Output the full listing word for word.

## DATASET ENTRIES

## BEGIN

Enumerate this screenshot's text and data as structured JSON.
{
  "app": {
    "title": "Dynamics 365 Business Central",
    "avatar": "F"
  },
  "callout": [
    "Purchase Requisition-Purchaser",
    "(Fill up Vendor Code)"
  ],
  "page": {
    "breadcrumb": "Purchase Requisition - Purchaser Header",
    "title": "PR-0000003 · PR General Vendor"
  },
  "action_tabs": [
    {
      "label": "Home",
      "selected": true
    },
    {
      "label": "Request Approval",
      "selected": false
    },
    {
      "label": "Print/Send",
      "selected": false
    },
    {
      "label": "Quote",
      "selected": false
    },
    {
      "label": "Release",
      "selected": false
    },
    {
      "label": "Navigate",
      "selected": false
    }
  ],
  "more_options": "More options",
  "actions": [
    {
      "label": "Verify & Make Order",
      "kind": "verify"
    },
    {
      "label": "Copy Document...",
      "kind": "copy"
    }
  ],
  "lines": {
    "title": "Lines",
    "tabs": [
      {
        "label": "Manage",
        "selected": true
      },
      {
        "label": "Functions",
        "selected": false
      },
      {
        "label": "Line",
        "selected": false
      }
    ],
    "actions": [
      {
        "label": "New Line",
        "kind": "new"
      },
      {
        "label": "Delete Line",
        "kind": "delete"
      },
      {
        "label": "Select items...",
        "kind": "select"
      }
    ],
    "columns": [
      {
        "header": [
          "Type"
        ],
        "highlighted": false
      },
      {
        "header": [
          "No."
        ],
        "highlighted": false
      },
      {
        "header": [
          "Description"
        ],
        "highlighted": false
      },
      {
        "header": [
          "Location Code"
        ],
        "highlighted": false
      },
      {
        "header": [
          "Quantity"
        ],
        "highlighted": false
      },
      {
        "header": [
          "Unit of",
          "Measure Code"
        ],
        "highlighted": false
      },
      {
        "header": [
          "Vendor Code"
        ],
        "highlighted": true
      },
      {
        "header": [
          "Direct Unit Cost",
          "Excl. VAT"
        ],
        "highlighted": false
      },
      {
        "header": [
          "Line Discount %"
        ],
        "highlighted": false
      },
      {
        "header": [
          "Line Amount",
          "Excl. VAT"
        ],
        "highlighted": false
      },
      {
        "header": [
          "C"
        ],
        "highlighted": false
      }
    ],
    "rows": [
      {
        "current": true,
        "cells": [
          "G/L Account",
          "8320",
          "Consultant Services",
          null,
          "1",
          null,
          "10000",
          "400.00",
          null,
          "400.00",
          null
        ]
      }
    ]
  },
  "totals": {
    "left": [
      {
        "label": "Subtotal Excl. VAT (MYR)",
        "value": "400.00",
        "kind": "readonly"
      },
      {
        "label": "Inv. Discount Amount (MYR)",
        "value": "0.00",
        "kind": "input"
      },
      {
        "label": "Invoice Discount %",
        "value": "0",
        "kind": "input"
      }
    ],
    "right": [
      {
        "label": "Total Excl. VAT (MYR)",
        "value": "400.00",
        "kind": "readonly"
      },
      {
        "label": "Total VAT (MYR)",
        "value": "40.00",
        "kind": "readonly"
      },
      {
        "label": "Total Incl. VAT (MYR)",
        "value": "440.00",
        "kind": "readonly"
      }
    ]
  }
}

## END

## COMPLETED TASK
Enumerate this screenshot's text and data as structured JSON.
{
  "app": {
    "title": "Dynamics 365 Business Central",
    "avatar": "F"
  },
  "callout": [
    "Purchase Requisition-Purchaser",
    "(Fill up Vendor Code)"
  ],
  "page": {
    "breadcrumb": "Purchase Requisition - Purchaser Header",
    "title": "PR-0000003 · PR General Vendor"
  },
  "action_tabs": [
    {
      "label": "Home",
      "selected": true
    },
    {
      "label": "Request Approval",
      "selected": false
    },
    {
      "label": "Print/Send",
      "selected": false
    },
    {
      "label": "Quote",
      "selected": false
    },
    {
      "label": "Release",
      "selected": false
    },
    {
      "label": "Navigate",
      "selected": false
    }
  ],
  "more_options": "More options",
  "actions": [
    {
      "label": "Verify & Make Order",
      "kind": "verify"
    },
    {
      "label": "Copy Document...",
      "kind": "copy"
    }
  ],
  "lines": {
    "title": "Lines",
    "tabs": [
      {
        "label": "Manage",
        "selected": true
      },
      {
        "label": "Functions",
        "selected": false
      },
      {
        "label": "Line",
        "selected": false
      }
    ],
    "actions": [
      {
        "label": "New Line",
        "kind": "new"
      },
      {
        "label": "Delete Line",
        "kind": "delete"
      },
      {
        "label": "Select items...",
        "kind": "select"
      }
    ],
    "columns": [
      {
        "header": [
          "Type"
        ],
        "highlighted": false
      },
      {
        "header": [
          "No."
        ],
        "highlighted": false
      },
      {
        "header": [
          "Description"
        ],
        "highlighted": false
      },
      {
        "header": [
          "Location Code"
        ],
        "highlighted": false
      },
      {
        "header": [
          "Quantity"
        ],
        "highlighted": false
      },
      {
        "header": [
          "Unit of",
          "Measure Code"
        ],
        "highlighted": false
      },
      {
        "header": [
          "Vendor Code"
        ],
        "highlighted": true
      },
      {
        "header": [
          "Direct Unit Cost",
          "Excl. VAT"
        ],
        "highlighted": false
      },
      {
        "header": [
          "Line Discount %"
        ],
        "highlighted": false
      },
      {
        "header": [
          "Line Amount",
          "Excl. VAT"
        ],
        "highlighted": false
      },
      {
        "header": [
          "C"
        ],
        "highlighted": false
      }
    ],
    "rows": [
      {
        "current": true,
        "cells": [
          "G/L Account",
          "8320",
          "Consultant Services",
          null,
          "1",
          null,
          "10000",
          "400.00",
          null,
          "400.00",
          null
        ]
      }
    ]
  },
  "totals": {
    "left": [
      {
        "label": "Subtotal Excl. VAT (MYR)",
        "value": "400.00",
        "kind": "readonly"
      },
      {
        "label": "Inv. Discount Amount (MYR)",
        "value": "0.00",
        "kind": "input"
      },
      {
        "label": "Invoice Discount %",
        "value": "0",
        "kind": "input"
      }
    ],
    "right": [
      {
        "label": "Total Excl. VAT (MYR)",
        "value": "400.00",
        "kind": "readonly"
      },
      {
        "label": "Total VAT (MYR)",
        "value": "40.00",
        "kind": "readonly"
      },
      {
        "label": "Total Incl. VAT (MYR)",
        "value": "440.00",
        "kind": "readonly"
      }
    ]
  }
}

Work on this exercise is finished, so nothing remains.